** BEGIN **

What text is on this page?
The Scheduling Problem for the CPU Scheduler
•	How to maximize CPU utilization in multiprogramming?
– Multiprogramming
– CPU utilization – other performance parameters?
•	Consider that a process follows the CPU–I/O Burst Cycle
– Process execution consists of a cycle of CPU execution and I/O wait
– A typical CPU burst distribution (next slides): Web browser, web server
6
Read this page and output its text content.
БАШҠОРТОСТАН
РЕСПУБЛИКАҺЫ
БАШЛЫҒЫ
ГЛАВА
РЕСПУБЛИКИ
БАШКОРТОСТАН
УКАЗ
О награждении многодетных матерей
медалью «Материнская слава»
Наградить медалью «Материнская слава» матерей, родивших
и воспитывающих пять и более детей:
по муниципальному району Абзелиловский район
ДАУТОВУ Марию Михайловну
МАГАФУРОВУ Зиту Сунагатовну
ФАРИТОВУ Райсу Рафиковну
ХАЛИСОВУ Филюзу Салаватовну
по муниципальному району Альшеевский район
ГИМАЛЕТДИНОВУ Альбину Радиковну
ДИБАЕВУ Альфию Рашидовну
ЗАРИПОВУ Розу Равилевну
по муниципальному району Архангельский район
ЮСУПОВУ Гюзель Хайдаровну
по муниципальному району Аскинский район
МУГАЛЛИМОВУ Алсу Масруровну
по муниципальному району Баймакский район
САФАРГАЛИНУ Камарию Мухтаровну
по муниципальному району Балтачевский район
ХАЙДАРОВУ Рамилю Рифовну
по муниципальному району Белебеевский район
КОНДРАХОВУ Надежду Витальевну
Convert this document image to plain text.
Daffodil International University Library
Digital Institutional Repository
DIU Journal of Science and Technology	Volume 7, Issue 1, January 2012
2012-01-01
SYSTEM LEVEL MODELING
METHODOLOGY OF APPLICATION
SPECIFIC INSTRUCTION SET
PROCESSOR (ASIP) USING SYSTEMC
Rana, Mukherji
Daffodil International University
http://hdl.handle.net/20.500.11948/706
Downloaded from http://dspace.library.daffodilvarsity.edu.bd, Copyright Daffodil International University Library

** END **

DO THIS = Output only the lines from the one holding "Convert this document image to plain text." through the last line above, exactly as they appear.

WRITTEN ANSWER =
Convert this document image to plain text.
Daffodil International University Library
Digital Institutional Repository
DIU Journal of Science and Technology	Volume 7, Issue 1, January 2012
2012-01-01
SYSTEM LEVEL MODELING
METHODOLOGY OF APPLICATION
SPECIFIC INSTRUCTION SET
PROCESSOR (ASIP) USING SYSTEMC
Rana, Mukherji
Daffodil International University
http://hdl.handle.net/20.500.11948/706
Downloaded from http://dspace.library.daffodilvarsity.edu.bd, Copyright Daffodil International University Library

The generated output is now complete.